▶ EXERCISE AIM
Quote these lines exactly: the one that holds "Convert this screenshot" and every line after it to the end of the material below. Skip pictures.
● ● ●
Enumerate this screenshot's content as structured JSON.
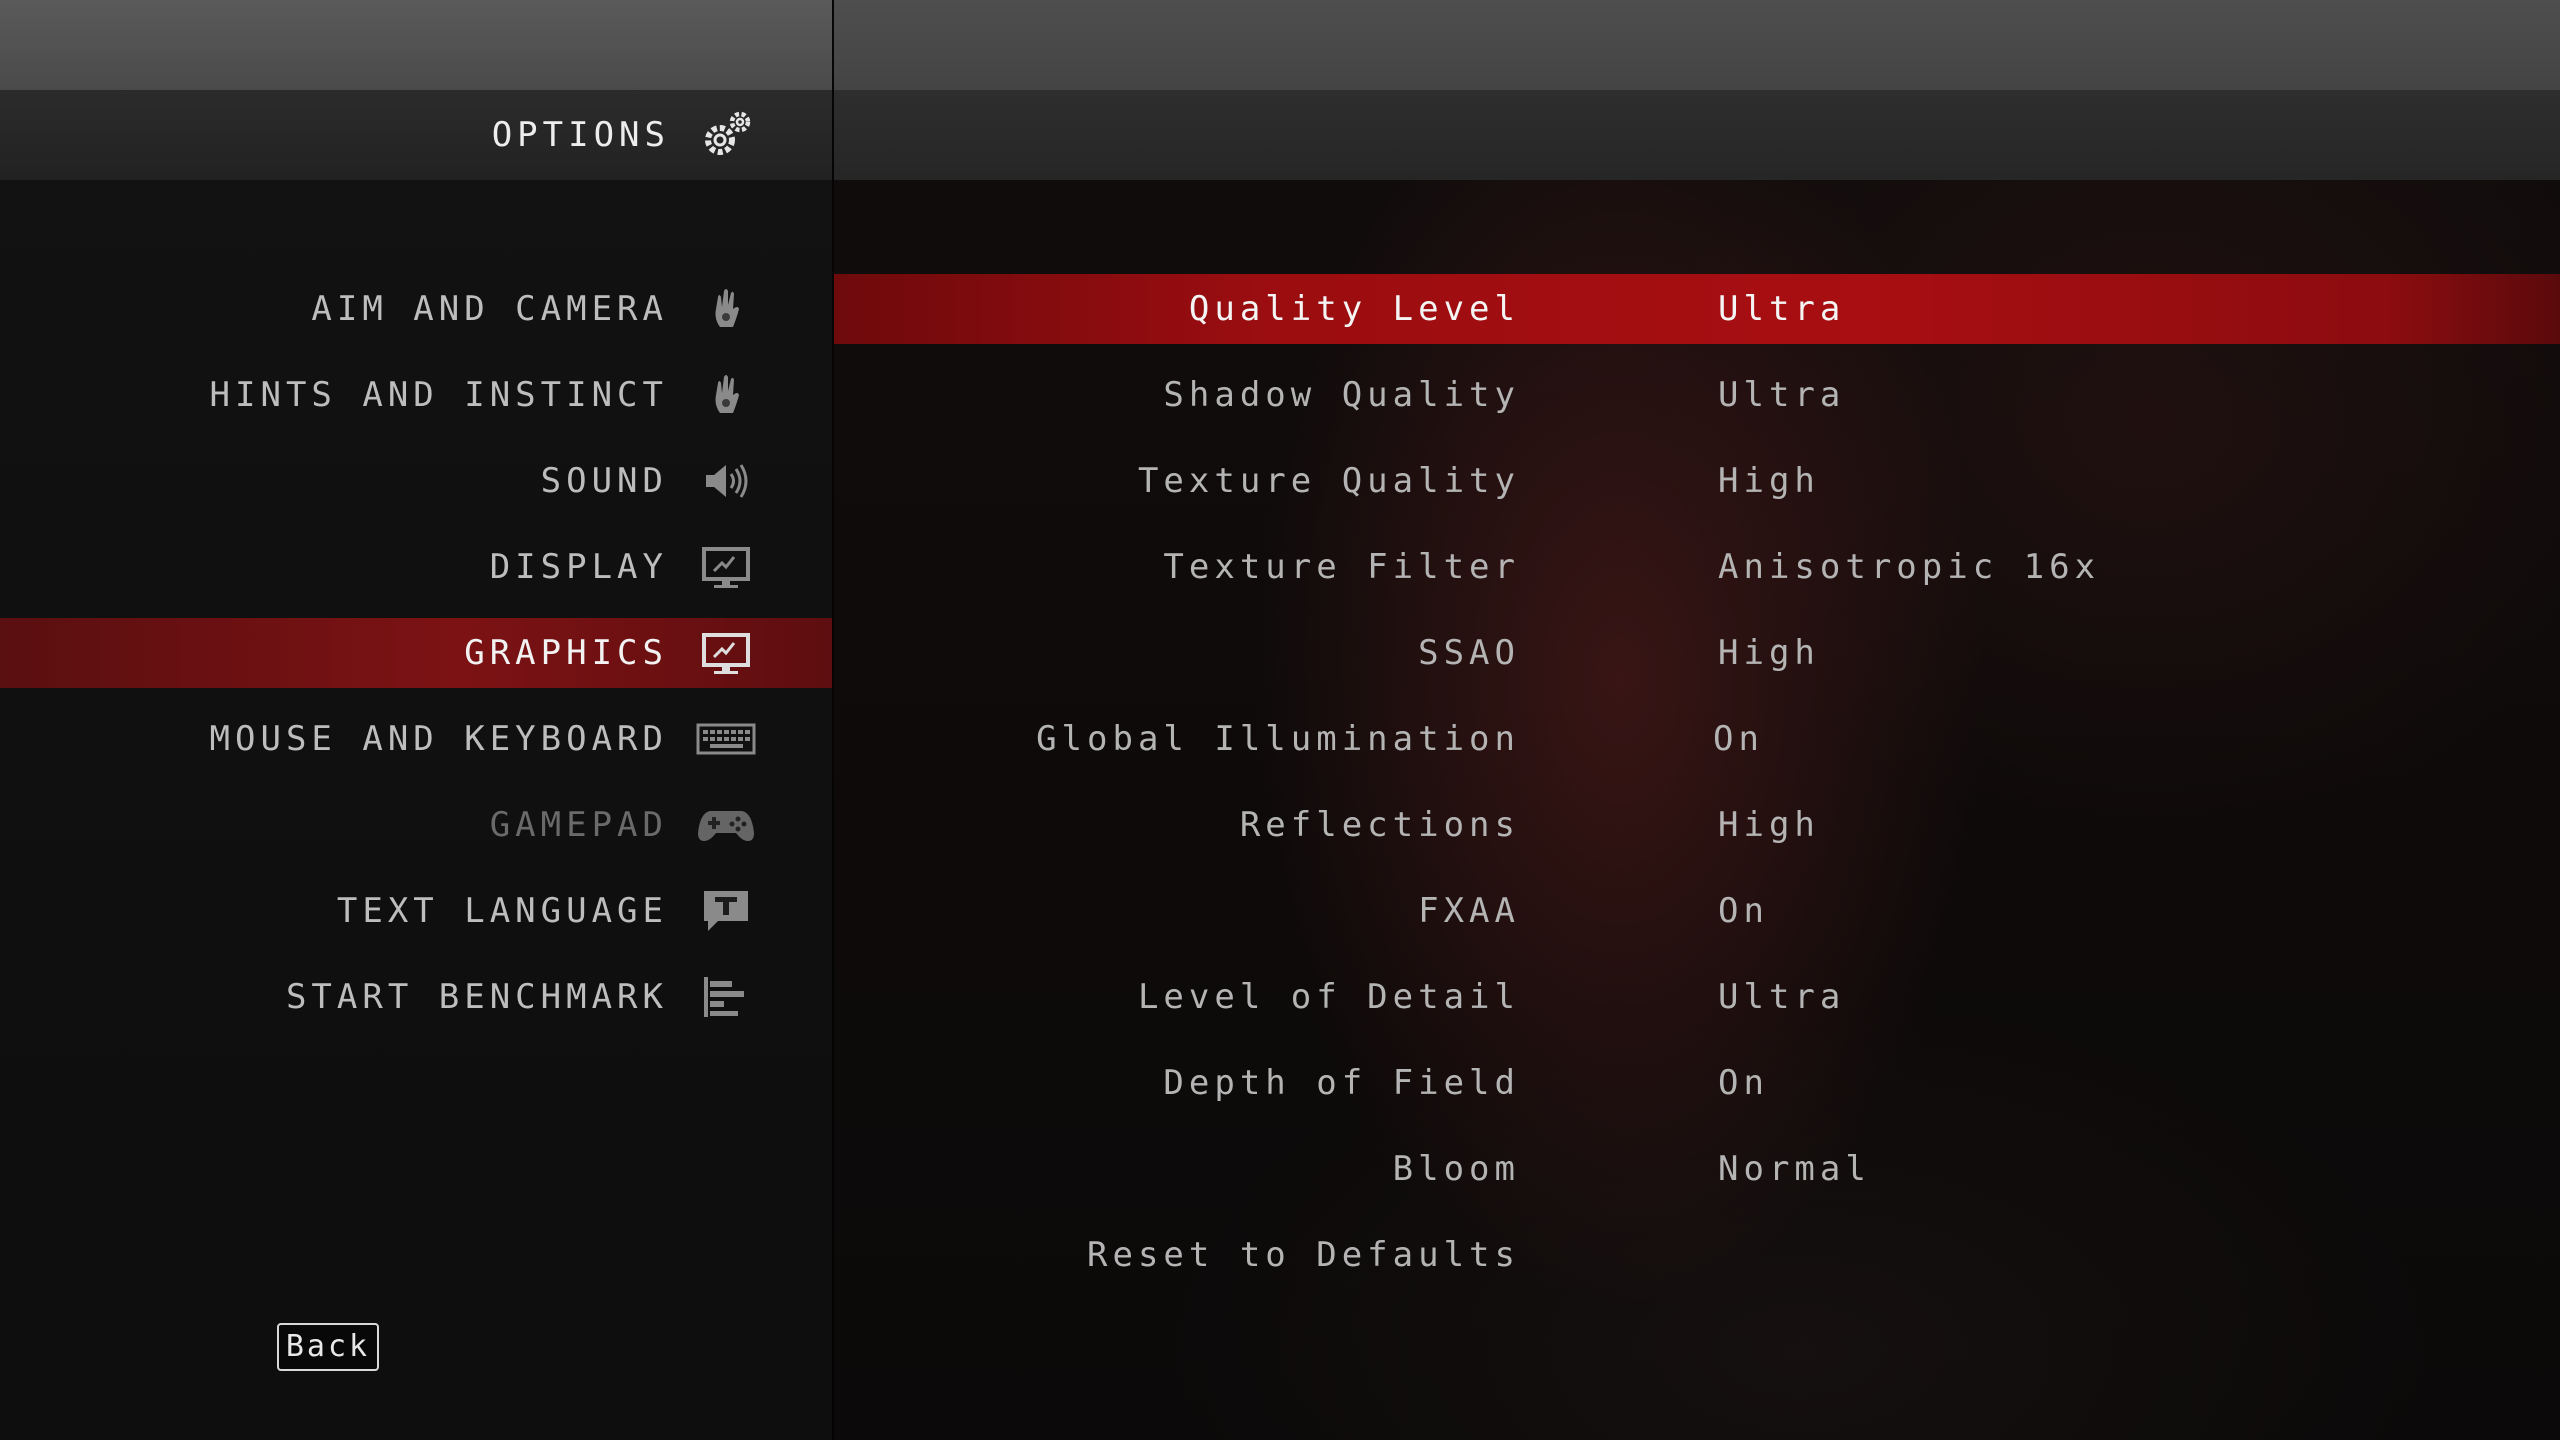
{
  "header": {
    "title": "OPTIONS",
    "icon": "gears-icon"
  },
  "menu": {
    "items": [
      {
        "label": "AIM AND CAMERA",
        "icon": "hand-icon",
        "state": "normal"
      },
      {
        "label": "HINTS AND INSTINCT",
        "icon": "hand-icon",
        "state": "normal"
      },
      {
        "label": "SOUND",
        "icon": "speaker-icon",
        "state": "normal"
      },
      {
        "label": "DISPLAY",
        "icon": "monitor-icon",
        "state": "normal"
      },
      {
        "label": "GRAPHICS",
        "icon": "monitor-icon",
        "state": "selected"
      },
      {
        "label": "MOUSE AND KEYBOARD",
        "icon": "keyboard-icon",
        "state": "normal"
      },
      {
        "label": "GAMEPAD",
        "icon": "gamepad-icon",
        "state": "disabled"
      },
      {
        "label": "TEXT LANGUAGE",
        "icon": "text-language-icon",
        "state": "normal"
      },
      {
        "label": "START BENCHMARK",
        "icon": "benchmark-icon",
        "state": "normal"
      }
    ]
  },
  "settings": {
    "rows": [
      {
        "label": "Quality Level",
        "value": "Ultra",
        "selected": true
      },
      {
        "label": "Shadow Quality",
        "value": "Ultra"
      },
      {
        "label": "Texture Quality",
        "value": "High"
      },
      {
        "label": "Texture Filter",
        "value": "Anisotropic 16x"
      },
      {
        "label": "SSAO",
        "value": "High"
      },
      {
        "label": "Global Illumination",
        "value": "On"
      },
      {
        "label": "Reflections",
        "value": "High"
      },
      {
        "label": "FXAA",
        "value": "On"
      },
      {
        "label": "Level of Detail",
        "value": "Ultra"
      },
      {
        "label": "Depth of Field",
        "value": "On"
      },
      {
        "label": "Bloom",
        "value": "Normal"
      },
      {
        "label": "Reset to Defaults",
        "value": ""
      }
    ]
  },
  "footer": {
    "back_label": "Back"
  },
  "colors": {
    "accent_red": "#a80e12",
    "selected_menu_red": "#7c1214",
    "text": "#b4b4b4",
    "text_selected": "#f4f4f4",
    "text_disabled": "#6a6a6a"
  }
}
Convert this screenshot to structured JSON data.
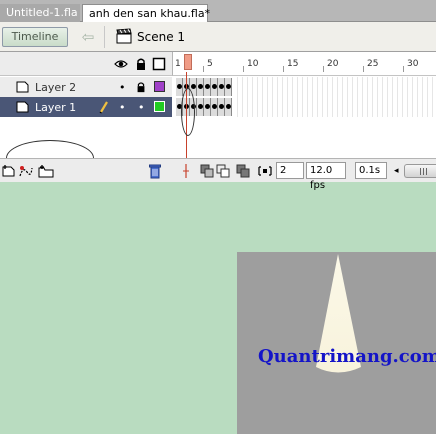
{
  "tabs": [
    {
      "label": "Untitled-1.fla",
      "active": false
    },
    {
      "label": "anh den san khau.fla*",
      "active": true
    }
  ],
  "editbar": {
    "timeline_label": "Timeline",
    "scene_label": "Scene 1"
  },
  "timeline": {
    "frame_numbers": [
      "1",
      "5",
      "10",
      "15",
      "20",
      "25",
      "30"
    ],
    "layers": [
      {
        "name": "Layer 2",
        "color": "#a040c8",
        "selected": false
      },
      {
        "name": "Layer 1",
        "color": "#22cc22",
        "selected": true
      }
    ]
  },
  "status": {
    "current_frame": "2",
    "frame_rate": "12.0 fps",
    "elapsed_time": "0.1s"
  },
  "stage": {
    "watermark": "Quantrimang.com",
    "background_color": "#9e9e9e",
    "work_area_color": "#b9dcc0",
    "spotlight_color": "#fbf8e8"
  }
}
● ● ●
▶ OUTPUT OF THE EXERCISE
Convert this screenshot to structured JSON data.
{
  "tabs": [
    {
      "label": "Untitled-1.fla",
      "active": false
    },
    {
      "label": "anh den san khau.fla*",
      "active": true
    }
  ],
  "editbar": {
    "timeline_label": "Timeline",
    "scene_label": "Scene 1"
  },
  "timeline": {
    "frame_numbers": [
      "1",
      "5",
      "10",
      "15",
      "20",
      "25",
      "30"
    ],
    "layers": [
      {
        "name": "Layer 2",
        "color": "#a040c8",
        "selected": false
      },
      {
        "name": "Layer 1",
        "color": "#22cc22",
        "selected": true
      }
    ]
  },
  "status": {
    "current_frame": "2",
    "frame_rate": "12.0 fps",
    "elapsed_time": "0.1s"
  },
  "stage": {
    "watermark": "Quantrimang.com",
    "background_color": "#9e9e9e",
    "work_area_color": "#b9dcc0",
    "spotlight_color": "#fbf8e8"
  }
}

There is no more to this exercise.